- _Task objective_
Would you restate all the data that follows, word for word?

- _Dataset content_
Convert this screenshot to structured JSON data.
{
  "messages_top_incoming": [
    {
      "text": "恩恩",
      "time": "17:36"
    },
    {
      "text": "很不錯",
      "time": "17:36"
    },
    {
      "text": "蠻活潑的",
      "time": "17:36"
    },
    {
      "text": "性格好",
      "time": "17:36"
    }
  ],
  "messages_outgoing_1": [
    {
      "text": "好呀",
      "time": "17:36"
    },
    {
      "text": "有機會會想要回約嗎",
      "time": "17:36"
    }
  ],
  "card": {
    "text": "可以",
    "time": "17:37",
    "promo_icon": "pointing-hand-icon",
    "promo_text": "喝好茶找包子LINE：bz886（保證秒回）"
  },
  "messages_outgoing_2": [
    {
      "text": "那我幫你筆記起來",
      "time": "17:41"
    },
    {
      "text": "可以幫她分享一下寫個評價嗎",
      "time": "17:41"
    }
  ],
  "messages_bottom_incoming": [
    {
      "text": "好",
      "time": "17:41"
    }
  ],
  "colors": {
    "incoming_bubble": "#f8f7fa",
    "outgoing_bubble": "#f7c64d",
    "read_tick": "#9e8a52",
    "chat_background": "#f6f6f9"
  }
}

- _Response to this task_
Convert this screenshot to structured JSON data.
{
  "messages_top_incoming": [
    {
      "text": "恩恩",
      "time": "17:36"
    },
    {
      "text": "很不錯",
      "time": "17:36"
    },
    {
      "text": "蠻活潑的",
      "time": "17:36"
    },
    {
      "text": "性格好",
      "time": "17:36"
    }
  ],
  "messages_outgoing_1": [
    {
      "text": "好呀",
      "time": "17:36"
    },
    {
      "text": "有機會會想要回約嗎",
      "time": "17:36"
    }
  ],
  "card": {
    "text": "可以",
    "time": "17:37",
    "promo_icon": "pointing-hand-icon",
    "promo_text": "喝好茶找包子LINE：bz886（保證秒回）"
  },
  "messages_outgoing_2": [
    {
      "text": "那我幫你筆記起來",
      "time": "17:41"
    },
    {
      "text": "可以幫她分享一下寫個評價嗎",
      "time": "17:41"
    }
  ],
  "messages_bottom_incoming": [
    {
      "text": "好",
      "time": "17:41"
    }
  ],
  "colors": {
    "incoming_bubble": "#f8f7fa",
    "outgoing_bubble": "#f7c64d",
    "read_tick": "#9e8a52",
    "chat_background": "#f6f6f9"
  }
}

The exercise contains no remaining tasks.